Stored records
________________
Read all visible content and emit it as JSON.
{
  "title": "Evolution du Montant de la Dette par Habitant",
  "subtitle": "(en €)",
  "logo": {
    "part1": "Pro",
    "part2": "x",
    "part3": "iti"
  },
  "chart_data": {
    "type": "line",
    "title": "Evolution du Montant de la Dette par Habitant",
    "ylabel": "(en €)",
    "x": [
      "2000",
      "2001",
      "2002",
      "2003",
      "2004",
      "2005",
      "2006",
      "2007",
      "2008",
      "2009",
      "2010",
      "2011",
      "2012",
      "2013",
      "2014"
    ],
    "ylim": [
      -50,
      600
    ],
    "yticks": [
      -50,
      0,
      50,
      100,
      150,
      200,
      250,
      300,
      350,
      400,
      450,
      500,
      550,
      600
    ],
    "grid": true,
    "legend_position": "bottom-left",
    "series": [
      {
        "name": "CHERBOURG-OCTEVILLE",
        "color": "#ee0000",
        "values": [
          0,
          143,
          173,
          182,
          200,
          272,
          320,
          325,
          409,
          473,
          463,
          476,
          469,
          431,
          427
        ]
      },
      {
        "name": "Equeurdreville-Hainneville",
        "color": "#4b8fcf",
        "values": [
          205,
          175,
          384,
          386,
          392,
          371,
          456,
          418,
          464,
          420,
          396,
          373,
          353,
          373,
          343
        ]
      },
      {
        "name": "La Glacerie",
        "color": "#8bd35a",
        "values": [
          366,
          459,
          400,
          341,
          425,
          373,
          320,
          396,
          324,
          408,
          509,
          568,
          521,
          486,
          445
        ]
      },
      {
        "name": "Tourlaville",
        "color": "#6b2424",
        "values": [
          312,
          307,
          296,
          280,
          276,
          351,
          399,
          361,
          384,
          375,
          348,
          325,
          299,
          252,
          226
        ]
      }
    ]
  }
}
________________
DIRECTIVE. Find the lines containing "color" and list every one of them.

OUTPUT OF THE EXERCISE.
        "color": "#ee0000",
        "color": "#4b8fcf",
        "color": "#8bd35a",
        "color": "#6b2424",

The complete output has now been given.